WHAT NEEDS TO BE DONE —
Show every line in the records below that contains the word "other".

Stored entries
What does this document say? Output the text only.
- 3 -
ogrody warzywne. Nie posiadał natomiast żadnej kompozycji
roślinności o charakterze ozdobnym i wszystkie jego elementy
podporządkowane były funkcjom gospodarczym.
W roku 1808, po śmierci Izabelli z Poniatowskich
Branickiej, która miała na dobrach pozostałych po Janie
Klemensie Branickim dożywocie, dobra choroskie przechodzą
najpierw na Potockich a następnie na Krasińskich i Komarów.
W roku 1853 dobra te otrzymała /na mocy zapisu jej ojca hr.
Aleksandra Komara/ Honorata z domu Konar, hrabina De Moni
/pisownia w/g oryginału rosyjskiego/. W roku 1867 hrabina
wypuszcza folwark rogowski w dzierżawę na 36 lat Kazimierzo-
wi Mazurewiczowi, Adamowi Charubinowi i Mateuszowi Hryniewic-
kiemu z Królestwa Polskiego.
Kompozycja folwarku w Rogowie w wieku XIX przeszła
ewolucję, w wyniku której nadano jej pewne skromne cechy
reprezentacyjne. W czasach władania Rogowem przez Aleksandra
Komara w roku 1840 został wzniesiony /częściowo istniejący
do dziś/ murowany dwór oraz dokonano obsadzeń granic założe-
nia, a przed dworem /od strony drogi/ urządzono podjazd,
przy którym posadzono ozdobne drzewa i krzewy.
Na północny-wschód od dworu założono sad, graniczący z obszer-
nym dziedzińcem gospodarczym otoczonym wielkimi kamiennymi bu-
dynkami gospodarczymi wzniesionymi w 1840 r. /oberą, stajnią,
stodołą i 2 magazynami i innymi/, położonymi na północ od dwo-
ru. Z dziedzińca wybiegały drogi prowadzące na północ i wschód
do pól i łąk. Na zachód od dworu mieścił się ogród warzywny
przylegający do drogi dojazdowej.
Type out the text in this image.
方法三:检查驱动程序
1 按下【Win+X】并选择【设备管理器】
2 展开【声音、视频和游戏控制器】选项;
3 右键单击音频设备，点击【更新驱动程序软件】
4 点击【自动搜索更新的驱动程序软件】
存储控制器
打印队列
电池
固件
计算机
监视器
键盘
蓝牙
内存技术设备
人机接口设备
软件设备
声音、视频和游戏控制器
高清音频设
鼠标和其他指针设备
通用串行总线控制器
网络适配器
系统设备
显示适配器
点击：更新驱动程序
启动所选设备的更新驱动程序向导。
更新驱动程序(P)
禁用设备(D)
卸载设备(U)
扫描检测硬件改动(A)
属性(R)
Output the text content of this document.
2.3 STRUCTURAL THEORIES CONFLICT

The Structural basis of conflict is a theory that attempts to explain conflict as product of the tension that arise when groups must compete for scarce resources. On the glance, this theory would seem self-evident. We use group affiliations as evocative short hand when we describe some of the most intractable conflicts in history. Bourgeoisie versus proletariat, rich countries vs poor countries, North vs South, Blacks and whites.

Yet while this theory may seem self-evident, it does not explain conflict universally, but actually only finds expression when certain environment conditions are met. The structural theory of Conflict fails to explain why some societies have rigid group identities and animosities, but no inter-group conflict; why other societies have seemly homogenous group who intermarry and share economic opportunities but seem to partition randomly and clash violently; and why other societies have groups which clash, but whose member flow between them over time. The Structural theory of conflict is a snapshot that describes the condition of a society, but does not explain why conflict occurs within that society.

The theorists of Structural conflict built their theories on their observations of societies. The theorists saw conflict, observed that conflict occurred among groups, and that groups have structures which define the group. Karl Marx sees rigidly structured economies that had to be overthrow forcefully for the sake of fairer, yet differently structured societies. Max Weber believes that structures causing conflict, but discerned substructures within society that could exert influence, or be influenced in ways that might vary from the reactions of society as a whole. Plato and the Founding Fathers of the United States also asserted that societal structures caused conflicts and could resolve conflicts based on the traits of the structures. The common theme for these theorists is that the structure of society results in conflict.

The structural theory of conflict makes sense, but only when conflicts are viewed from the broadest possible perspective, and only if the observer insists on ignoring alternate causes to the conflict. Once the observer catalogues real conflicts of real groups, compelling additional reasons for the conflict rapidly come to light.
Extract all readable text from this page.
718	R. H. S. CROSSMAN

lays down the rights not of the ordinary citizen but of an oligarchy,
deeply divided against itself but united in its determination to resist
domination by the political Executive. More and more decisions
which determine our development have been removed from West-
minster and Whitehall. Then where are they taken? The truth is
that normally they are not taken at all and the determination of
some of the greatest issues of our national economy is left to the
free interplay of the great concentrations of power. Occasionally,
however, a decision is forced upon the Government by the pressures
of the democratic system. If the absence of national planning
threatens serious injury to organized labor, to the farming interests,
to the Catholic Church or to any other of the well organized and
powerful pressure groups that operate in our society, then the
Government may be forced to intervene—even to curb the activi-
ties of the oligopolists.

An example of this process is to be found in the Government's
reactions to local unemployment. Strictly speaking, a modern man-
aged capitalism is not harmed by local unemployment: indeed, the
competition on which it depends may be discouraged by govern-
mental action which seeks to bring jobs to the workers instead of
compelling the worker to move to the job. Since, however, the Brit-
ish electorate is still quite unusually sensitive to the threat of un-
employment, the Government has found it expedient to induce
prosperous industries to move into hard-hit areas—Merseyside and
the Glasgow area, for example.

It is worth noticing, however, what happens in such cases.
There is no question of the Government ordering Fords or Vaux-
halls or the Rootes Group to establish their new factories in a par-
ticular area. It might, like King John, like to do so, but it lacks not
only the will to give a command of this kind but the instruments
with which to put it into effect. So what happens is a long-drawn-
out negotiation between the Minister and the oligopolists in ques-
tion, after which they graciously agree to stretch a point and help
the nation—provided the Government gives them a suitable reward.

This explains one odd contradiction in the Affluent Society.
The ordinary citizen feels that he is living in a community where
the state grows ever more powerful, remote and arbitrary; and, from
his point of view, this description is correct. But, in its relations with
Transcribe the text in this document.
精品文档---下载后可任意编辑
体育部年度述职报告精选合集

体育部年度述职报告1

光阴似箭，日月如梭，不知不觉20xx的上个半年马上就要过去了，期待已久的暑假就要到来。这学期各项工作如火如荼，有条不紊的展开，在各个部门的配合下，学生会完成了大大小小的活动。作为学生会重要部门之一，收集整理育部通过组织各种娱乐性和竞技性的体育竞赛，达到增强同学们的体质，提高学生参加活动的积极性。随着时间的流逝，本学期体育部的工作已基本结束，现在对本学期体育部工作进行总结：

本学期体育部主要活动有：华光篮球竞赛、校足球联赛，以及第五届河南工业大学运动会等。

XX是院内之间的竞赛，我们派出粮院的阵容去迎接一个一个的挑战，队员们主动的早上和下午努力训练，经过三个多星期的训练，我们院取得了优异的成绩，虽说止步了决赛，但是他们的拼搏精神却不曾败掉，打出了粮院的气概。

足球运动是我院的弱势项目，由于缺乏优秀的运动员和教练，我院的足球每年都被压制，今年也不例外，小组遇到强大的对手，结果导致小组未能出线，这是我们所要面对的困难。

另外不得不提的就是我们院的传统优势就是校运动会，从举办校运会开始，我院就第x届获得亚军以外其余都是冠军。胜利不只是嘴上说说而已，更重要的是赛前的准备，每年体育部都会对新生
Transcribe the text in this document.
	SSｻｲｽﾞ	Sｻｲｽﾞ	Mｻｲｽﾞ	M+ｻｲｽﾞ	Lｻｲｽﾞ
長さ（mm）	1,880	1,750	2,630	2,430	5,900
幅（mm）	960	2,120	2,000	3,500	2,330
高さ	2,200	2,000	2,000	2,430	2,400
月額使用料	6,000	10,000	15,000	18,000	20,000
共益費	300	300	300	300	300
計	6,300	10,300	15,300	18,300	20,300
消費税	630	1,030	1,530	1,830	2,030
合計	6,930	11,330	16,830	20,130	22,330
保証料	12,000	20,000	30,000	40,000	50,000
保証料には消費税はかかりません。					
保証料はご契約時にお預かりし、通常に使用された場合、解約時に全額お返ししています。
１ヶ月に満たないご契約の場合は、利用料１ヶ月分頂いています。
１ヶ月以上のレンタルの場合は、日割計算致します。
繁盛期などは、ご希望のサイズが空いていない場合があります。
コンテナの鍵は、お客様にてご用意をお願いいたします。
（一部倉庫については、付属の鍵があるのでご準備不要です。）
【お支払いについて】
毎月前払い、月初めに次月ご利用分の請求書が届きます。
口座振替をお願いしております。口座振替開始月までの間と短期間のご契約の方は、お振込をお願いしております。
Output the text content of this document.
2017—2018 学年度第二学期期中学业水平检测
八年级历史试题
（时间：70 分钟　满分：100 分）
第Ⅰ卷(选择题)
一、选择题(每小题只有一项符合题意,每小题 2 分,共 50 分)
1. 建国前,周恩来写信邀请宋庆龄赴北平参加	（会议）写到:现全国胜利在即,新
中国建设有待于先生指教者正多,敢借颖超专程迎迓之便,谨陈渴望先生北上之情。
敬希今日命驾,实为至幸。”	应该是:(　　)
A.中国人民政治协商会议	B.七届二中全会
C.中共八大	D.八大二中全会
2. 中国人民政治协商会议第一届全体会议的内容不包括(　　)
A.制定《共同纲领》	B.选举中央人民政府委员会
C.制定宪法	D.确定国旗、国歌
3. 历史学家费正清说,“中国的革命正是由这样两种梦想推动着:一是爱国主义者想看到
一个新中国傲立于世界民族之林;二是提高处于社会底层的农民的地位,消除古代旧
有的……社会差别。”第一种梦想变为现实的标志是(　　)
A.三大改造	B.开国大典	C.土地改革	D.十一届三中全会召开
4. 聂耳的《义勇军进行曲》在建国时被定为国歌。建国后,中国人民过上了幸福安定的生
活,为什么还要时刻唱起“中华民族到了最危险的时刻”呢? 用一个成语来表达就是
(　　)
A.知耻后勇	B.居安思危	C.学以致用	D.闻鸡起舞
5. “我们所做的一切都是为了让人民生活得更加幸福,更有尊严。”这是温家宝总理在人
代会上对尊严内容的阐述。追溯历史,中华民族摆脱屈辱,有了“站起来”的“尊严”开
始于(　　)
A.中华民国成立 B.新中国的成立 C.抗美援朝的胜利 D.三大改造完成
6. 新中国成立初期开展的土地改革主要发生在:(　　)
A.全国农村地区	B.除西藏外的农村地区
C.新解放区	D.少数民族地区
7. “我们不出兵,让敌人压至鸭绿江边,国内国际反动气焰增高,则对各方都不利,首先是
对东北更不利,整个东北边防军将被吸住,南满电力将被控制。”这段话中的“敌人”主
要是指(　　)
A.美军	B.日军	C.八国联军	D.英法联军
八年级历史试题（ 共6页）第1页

RESPONSE FOR THIS EXERCISE —
Yet while this theory may seem self-evident, it does not explain conflict universally, but actually only finds expression when certain environment conditions are met. The structural theory of Conflict fails to explain why some societies have rigid group identities and animosities, but no inter-group conflict; why other societies have seemly homogenous group who intermarry and share economic opportunities but seem to partition randomly and clash violently; and why other societies have groups which clash, but whose member flow between them over time. The Structural theory of conflict is a snapshot that describes the condition of a society, but does not explain why conflict occurs within that society.
to the Catholic Church or to any other of the well organized and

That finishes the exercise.